## [DATA RECORDS]
* begin *

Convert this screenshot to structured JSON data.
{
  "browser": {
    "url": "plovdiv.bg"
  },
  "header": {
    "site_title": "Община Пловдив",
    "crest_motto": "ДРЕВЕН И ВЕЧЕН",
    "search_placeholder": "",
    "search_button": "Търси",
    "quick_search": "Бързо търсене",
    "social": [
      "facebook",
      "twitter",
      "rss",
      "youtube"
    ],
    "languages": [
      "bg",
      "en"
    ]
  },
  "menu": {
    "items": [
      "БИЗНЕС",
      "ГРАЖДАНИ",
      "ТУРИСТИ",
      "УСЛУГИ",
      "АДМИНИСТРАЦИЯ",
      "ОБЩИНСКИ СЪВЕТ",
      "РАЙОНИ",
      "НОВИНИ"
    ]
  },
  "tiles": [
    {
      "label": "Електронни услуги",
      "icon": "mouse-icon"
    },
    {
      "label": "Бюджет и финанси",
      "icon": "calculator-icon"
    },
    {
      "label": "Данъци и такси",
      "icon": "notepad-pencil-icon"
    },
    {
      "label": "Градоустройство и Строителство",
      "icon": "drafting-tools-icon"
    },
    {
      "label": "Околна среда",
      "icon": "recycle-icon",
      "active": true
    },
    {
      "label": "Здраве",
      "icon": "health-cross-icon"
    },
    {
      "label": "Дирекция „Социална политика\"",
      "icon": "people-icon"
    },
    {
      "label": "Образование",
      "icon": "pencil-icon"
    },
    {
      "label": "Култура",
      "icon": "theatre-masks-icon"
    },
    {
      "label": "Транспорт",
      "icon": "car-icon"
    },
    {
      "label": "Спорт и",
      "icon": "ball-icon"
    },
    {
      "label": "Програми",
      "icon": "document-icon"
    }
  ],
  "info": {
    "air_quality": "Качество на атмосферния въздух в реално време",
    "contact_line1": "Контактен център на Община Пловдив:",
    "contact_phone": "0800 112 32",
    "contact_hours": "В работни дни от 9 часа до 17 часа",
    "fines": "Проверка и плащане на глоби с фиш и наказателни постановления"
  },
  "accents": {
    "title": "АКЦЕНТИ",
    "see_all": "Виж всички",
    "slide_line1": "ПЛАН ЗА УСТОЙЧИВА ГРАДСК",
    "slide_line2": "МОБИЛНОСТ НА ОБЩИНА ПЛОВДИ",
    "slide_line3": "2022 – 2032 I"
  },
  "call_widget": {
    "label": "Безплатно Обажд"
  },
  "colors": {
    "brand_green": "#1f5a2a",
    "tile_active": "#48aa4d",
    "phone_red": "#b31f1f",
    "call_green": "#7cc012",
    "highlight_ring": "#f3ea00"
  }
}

* end *

Repeat all of the records above exactly as they appear.

Convert this screenshot to structured JSON data.
{
  "browser": {
    "url": "plovdiv.bg"
  },
  "header": {
    "site_title": "Община Пловдив",
    "crest_motto": "ДРЕВЕН И ВЕЧЕН",
    "search_placeholder": "",
    "search_button": "Търси",
    "quick_search": "Бързо търсене",
    "social": [
      "facebook",
      "twitter",
      "rss",
      "youtube"
    ],
    "languages": [
      "bg",
      "en"
    ]
  },
  "menu": {
    "items": [
      "БИЗНЕС",
      "ГРАЖДАНИ",
      "ТУРИСТИ",
      "УСЛУГИ",
      "АДМИНИСТРАЦИЯ",
      "ОБЩИНСКИ СЪВЕТ",
      "РАЙОНИ",
      "НОВИНИ"
    ]
  },
  "tiles": [
    {
      "label": "Електронни услуги",
      "icon": "mouse-icon"
    },
    {
      "label": "Бюджет и финанси",
      "icon": "calculator-icon"
    },
    {
      "label": "Данъци и такси",
      "icon": "notepad-pencil-icon"
    },
    {
      "label": "Градоустройство и Строителство",
      "icon": "drafting-tools-icon"
    },
    {
      "label": "Околна среда",
      "icon": "recycle-icon",
      "active": true
    },
    {
      "label": "Здраве",
      "icon": "health-cross-icon"
    },
    {
      "label": "Дирекция „Социална политика\"",
      "icon": "people-icon"
    },
    {
      "label": "Образование",
      "icon": "pencil-icon"
    },
    {
      "label": "Култура",
      "icon": "theatre-masks-icon"
    },
    {
      "label": "Транспорт",
      "icon": "car-icon"
    },
    {
      "label": "Спорт и",
      "icon": "ball-icon"
    },
    {
      "label": "Програми",
      "icon": "document-icon"
    }
  ],
  "info": {
    "air_quality": "Качество на атмосферния въздух в реално време",
    "contact_line1": "Контактен център на Община Пловдив:",
    "contact_phone": "0800 112 32",
    "contact_hours": "В работни дни от 9 часа до 17 часа",
    "fines": "Проверка и плащане на глоби с фиш и наказателни постановления"
  },
  "accents": {
    "title": "АКЦЕНТИ",
    "see_all": "Виж всички",
    "slide_line1": "ПЛАН ЗА УСТОЙЧИВА ГРАДСК",
    "slide_line2": "МОБИЛНОСТ НА ОБЩИНА ПЛОВДИ",
    "slide_line3": "2022 – 2032 I"
  },
  "call_widget": {
    "label": "Безплатно Обажд"
  },
  "colors": {
    "brand_green": "#1f5a2a",
    "tile_active": "#48aa4d",
    "phone_red": "#b31f1f",
    "call_green": "#7cc012",
    "highlight_ring": "#f3ea00"
  }
}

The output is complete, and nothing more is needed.